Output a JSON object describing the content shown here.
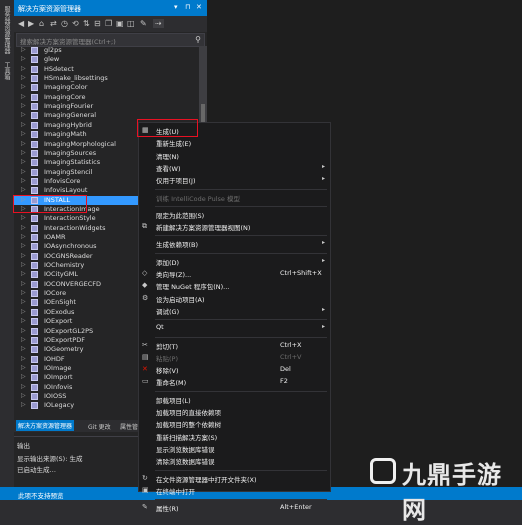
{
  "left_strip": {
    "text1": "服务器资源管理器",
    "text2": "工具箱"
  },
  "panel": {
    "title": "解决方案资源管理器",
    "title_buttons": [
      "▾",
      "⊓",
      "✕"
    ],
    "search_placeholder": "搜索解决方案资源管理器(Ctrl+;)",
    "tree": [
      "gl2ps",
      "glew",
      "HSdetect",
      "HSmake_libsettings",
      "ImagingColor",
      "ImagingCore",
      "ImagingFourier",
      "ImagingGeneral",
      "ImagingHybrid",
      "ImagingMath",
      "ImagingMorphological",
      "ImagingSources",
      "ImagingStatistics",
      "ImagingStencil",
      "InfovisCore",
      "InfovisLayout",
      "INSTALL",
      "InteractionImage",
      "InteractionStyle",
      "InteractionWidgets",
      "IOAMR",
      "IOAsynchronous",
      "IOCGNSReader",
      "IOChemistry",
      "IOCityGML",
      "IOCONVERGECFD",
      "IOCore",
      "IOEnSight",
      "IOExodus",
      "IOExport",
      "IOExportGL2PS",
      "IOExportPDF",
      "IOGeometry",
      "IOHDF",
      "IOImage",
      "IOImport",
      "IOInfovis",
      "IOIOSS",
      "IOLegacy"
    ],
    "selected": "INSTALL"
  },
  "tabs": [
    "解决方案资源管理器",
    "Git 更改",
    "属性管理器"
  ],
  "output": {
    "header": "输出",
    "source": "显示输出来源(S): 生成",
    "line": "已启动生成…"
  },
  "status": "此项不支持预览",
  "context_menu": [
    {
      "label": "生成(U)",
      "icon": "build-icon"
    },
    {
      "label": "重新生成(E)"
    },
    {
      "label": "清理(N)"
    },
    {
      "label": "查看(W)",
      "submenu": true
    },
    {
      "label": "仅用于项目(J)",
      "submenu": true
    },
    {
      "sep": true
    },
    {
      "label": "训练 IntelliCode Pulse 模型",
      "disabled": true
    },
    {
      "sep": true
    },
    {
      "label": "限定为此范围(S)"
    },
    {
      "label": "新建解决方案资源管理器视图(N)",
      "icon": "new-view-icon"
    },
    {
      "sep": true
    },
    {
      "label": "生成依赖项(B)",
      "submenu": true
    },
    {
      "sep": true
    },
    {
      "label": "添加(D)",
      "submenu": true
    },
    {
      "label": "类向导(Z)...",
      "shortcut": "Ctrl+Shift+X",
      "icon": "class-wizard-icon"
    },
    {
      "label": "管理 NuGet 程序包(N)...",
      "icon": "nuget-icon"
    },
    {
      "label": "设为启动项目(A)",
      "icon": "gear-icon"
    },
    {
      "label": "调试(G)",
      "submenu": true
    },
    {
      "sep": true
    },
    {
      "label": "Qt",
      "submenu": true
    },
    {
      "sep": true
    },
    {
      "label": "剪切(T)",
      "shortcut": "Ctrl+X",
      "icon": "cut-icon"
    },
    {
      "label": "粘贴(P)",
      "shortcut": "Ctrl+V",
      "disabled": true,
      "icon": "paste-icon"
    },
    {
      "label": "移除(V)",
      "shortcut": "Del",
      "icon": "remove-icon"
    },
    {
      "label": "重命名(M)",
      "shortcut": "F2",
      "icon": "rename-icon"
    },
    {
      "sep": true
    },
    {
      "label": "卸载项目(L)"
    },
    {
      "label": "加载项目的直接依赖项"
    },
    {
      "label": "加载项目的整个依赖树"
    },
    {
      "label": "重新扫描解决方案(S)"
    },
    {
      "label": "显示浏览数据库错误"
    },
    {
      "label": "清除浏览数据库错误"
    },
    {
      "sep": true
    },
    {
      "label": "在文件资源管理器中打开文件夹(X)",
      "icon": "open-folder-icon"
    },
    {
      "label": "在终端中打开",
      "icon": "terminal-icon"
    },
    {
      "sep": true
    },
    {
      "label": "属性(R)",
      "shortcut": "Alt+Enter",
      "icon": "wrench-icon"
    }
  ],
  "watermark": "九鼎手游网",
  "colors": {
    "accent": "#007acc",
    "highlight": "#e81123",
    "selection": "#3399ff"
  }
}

---

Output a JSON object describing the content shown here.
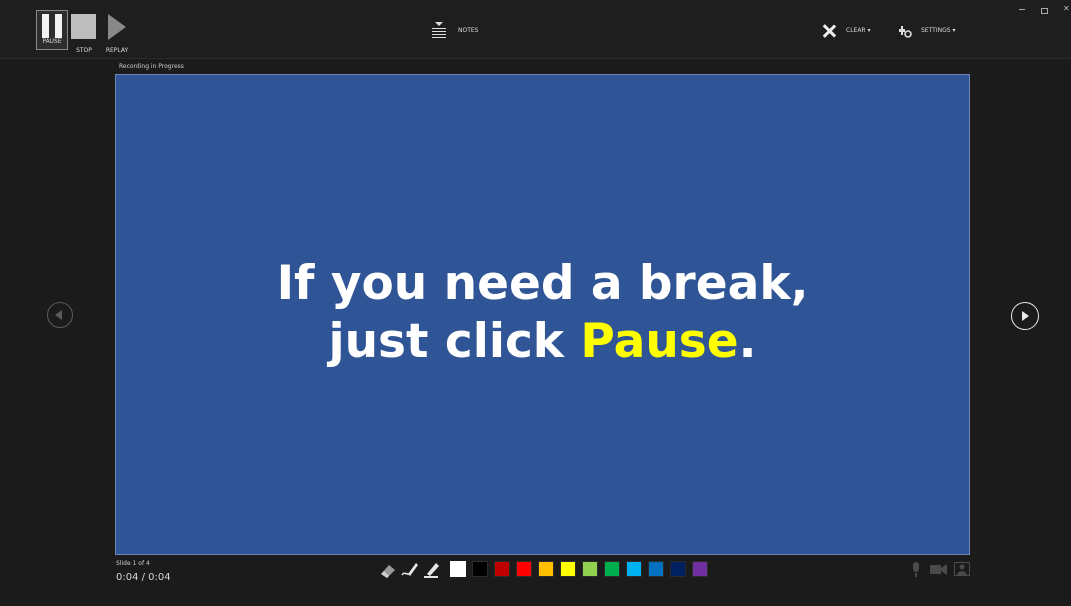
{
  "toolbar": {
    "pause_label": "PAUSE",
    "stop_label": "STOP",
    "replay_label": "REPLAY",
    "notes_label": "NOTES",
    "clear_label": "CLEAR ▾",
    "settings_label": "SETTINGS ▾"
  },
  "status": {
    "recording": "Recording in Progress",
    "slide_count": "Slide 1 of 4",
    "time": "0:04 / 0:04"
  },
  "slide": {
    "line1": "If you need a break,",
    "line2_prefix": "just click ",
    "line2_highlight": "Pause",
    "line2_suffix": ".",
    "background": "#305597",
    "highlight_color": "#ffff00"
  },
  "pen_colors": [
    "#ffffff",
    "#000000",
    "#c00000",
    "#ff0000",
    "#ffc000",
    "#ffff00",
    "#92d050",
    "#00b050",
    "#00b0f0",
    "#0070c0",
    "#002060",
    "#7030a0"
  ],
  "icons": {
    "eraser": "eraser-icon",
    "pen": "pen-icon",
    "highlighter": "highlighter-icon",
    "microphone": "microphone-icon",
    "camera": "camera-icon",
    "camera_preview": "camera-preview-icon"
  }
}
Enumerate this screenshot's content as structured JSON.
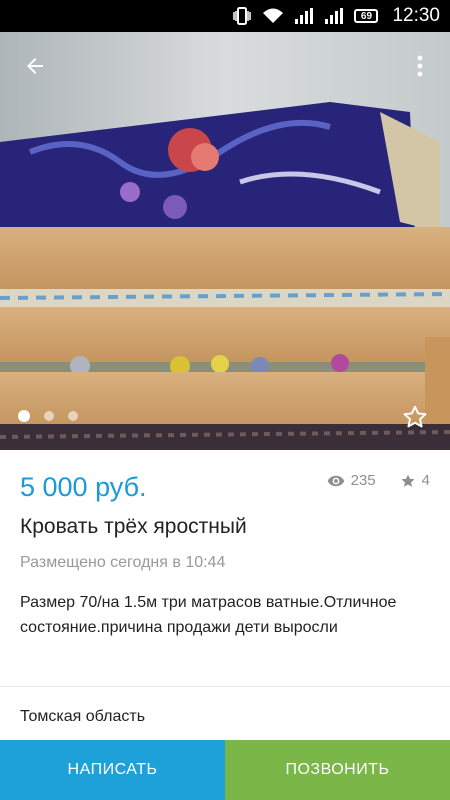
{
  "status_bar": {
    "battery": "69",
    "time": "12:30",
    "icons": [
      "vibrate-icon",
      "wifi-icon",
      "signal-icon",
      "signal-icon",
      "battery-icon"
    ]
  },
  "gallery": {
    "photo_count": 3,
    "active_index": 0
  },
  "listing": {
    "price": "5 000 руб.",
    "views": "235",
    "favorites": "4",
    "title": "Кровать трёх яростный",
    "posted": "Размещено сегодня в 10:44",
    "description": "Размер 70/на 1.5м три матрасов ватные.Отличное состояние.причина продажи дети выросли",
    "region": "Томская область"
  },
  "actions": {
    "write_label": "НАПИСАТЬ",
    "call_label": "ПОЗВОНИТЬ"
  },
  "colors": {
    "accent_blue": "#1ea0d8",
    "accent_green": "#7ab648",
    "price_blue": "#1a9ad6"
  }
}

### [WRITTEN REQUEST]
Find "Ctrl". Copy every line it occurs in.

### [WRITTEN SOLUTION]
    "search_placeholder": "搜索解决方案资源管理器(Ctrl+;)",
      "shortcut": "Ctrl+Shift+X",
      "shortcut": "Ctrl+X",
      "shortcut": "Ctrl+V",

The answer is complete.